**Input material:**
______________________________
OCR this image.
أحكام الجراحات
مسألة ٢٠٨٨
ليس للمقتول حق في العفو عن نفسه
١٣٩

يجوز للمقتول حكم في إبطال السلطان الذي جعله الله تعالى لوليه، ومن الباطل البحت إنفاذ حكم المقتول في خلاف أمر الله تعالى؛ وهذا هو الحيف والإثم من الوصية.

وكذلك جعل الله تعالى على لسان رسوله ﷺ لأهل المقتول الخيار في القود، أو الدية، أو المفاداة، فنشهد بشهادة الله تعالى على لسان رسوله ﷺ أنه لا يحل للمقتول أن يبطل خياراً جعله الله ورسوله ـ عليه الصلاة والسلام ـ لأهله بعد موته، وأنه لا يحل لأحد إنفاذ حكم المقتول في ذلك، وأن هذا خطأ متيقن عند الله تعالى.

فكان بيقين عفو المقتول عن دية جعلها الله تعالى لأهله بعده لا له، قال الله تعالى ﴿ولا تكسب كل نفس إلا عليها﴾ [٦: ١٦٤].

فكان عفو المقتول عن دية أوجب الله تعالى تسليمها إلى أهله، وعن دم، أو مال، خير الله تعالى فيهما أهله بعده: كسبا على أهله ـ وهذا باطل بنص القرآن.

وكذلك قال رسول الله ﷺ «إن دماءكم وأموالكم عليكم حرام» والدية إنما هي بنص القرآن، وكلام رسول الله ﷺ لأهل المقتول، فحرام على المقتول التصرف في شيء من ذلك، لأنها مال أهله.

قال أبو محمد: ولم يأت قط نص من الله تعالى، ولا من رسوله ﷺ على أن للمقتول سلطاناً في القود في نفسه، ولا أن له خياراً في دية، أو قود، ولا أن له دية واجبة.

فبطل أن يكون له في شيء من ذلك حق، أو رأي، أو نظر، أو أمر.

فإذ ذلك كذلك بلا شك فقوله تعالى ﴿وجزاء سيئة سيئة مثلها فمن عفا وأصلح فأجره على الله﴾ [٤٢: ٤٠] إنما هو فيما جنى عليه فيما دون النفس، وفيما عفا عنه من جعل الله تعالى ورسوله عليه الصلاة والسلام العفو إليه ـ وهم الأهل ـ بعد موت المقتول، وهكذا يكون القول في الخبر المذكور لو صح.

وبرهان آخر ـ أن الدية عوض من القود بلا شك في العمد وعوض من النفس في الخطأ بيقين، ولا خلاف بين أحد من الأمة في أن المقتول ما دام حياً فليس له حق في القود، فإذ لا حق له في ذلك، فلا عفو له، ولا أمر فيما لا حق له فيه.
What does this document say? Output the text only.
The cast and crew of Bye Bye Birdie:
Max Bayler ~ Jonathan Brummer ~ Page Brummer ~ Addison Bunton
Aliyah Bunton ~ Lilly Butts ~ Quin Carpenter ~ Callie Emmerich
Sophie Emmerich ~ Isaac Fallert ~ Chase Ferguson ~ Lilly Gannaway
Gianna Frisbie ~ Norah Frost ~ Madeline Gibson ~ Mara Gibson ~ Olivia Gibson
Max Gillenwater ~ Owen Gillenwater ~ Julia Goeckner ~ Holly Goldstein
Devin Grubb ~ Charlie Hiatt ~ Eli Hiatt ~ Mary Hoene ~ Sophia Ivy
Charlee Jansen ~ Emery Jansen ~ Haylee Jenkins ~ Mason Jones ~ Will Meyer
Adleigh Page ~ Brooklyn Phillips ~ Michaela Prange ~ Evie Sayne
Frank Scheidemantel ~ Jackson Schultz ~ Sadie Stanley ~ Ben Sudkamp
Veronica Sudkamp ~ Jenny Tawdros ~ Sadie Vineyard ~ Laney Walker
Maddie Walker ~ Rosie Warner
______________________________
**Task objective:** Examine the records and report how many lines contain the string "بعده". Only the number should be given.

**Solved problem:** 2